• _Objective_
The entries below should be transcribed in their entirety, exactly as written.

• _Provided data_

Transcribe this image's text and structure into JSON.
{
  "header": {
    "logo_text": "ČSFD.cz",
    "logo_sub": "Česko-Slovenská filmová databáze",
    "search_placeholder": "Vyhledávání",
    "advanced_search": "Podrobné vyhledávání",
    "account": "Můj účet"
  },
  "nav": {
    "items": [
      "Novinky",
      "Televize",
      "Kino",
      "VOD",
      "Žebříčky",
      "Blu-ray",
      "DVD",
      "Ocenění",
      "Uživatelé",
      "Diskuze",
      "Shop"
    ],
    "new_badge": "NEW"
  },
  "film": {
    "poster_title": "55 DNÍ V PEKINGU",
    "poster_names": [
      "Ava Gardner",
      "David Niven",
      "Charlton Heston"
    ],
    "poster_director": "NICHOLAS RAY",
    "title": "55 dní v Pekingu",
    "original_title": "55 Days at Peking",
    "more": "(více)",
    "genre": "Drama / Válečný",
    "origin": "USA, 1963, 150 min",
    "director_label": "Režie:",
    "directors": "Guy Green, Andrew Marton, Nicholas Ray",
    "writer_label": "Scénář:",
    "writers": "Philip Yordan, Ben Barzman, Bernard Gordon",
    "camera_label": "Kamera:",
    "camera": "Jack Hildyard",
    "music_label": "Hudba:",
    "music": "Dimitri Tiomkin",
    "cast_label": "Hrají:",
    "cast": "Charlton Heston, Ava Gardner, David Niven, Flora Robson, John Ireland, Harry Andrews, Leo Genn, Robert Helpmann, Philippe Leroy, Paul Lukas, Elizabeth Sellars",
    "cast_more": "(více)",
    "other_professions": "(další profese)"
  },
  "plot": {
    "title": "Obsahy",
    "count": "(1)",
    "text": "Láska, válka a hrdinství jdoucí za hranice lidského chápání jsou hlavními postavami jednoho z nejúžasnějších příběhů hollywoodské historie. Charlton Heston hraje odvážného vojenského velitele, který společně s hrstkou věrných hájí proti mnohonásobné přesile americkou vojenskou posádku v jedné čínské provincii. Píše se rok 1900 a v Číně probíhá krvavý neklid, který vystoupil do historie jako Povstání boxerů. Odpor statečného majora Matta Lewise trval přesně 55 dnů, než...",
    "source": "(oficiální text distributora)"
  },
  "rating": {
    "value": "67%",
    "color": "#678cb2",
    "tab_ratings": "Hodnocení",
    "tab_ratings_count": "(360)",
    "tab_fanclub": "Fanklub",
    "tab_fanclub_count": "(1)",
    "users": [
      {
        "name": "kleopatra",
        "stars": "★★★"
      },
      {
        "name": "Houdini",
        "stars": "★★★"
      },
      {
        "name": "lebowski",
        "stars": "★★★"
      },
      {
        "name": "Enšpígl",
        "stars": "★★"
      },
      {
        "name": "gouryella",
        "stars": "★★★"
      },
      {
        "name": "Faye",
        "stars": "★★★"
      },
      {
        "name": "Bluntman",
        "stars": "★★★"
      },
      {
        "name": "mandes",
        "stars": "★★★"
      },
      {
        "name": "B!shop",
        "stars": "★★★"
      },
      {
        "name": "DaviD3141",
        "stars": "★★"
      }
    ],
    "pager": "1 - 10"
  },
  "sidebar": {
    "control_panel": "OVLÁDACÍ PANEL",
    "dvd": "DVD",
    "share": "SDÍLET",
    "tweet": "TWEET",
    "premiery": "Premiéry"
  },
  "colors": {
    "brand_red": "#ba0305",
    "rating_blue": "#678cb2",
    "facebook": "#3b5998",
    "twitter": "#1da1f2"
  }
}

• _Answer_
Transcribe this image's text and structure into JSON.
{
  "header": {
    "logo_text": "ČSFD.cz",
    "logo_sub": "Česko-Slovenská filmová databáze",
    "search_placeholder": "Vyhledávání",
    "advanced_search": "Podrobné vyhledávání",
    "account": "Můj účet"
  },
  "nav": {
    "items": [
      "Novinky",
      "Televize",
      "Kino",
      "VOD",
      "Žebříčky",
      "Blu-ray",
      "DVD",
      "Ocenění",
      "Uživatelé",
      "Diskuze",
      "Shop"
    ],
    "new_badge": "NEW"
  },
  "film": {
    "poster_title": "55 DNÍ V PEKINGU",
    "poster_names": [
      "Ava Gardner",
      "David Niven",
      "Charlton Heston"
    ],
    "poster_director": "NICHOLAS RAY",
    "title": "55 dní v Pekingu",
    "original_title": "55 Days at Peking",
    "more": "(více)",
    "genre": "Drama / Válečný",
    "origin": "USA, 1963, 150 min",
    "director_label": "Režie:",
    "directors": "Guy Green, Andrew Marton, Nicholas Ray",
    "writer_label": "Scénář:",
    "writers": "Philip Yordan, Ben Barzman, Bernard Gordon",
    "camera_label": "Kamera:",
    "camera": "Jack Hildyard",
    "music_label": "Hudba:",
    "music": "Dimitri Tiomkin",
    "cast_label": "Hrají:",
    "cast": "Charlton Heston, Ava Gardner, David Niven, Flora Robson, John Ireland, Harry Andrews, Leo Genn, Robert Helpmann, Philippe Leroy, Paul Lukas, Elizabeth Sellars",
    "cast_more": "(více)",
    "other_professions": "(další profese)"
  },
  "plot": {
    "title": "Obsahy",
    "count": "(1)",
    "text": "Láska, válka a hrdinství jdoucí za hranice lidského chápání jsou hlavními postavami jednoho z nejúžasnějších příběhů hollywoodské historie. Charlton Heston hraje odvážného vojenského velitele, který společně s hrstkou věrných hájí proti mnohonásobné přesile americkou vojenskou posádku v jedné čínské provincii. Píše se rok 1900 a v Číně probíhá krvavý neklid, který vystoupil do historie jako Povstání boxerů. Odpor statečného majora Matta Lewise trval přesně 55 dnů, než...",
    "source": "(oficiální text distributora)"
  },
  "rating": {
    "value": "67%",
    "color": "#678cb2",
    "tab_ratings": "Hodnocení",
    "tab_ratings_count": "(360)",
    "tab_fanclub": "Fanklub",
    "tab_fanclub_count": "(1)",
    "users": [
      {
        "name": "kleopatra",
        "stars": "★★★"
      },
      {
        "name": "Houdini",
        "stars": "★★★"
      },
      {
        "name": "lebowski",
        "stars": "★★★"
      },
      {
        "name": "Enšpígl",
        "stars": "★★"
      },
      {
        "name": "gouryella",
        "stars": "★★★"
      },
      {
        "name": "Faye",
        "stars": "★★★"
      },
      {
        "name": "Bluntman",
        "stars": "★★★"
      },
      {
        "name": "mandes",
        "stars": "★★★"
      },
      {
        "name": "B!shop",
        "stars": "★★★"
      },
      {
        "name": "DaviD3141",
        "stars": "★★"
      }
    ],
    "pager": "1 - 10"
  },
  "sidebar": {
    "control_panel": "OVLÁDACÍ PANEL",
    "dvd": "DVD",
    "share": "SDÍLET",
    "tweet": "TWEET",
    "premiery": "Premiéry"
  },
  "colors": {
    "brand_red": "#ba0305",
    "rating_blue": "#678cb2",
    "facebook": "#3b5998",
    "twitter": "#1da1f2"
  }
}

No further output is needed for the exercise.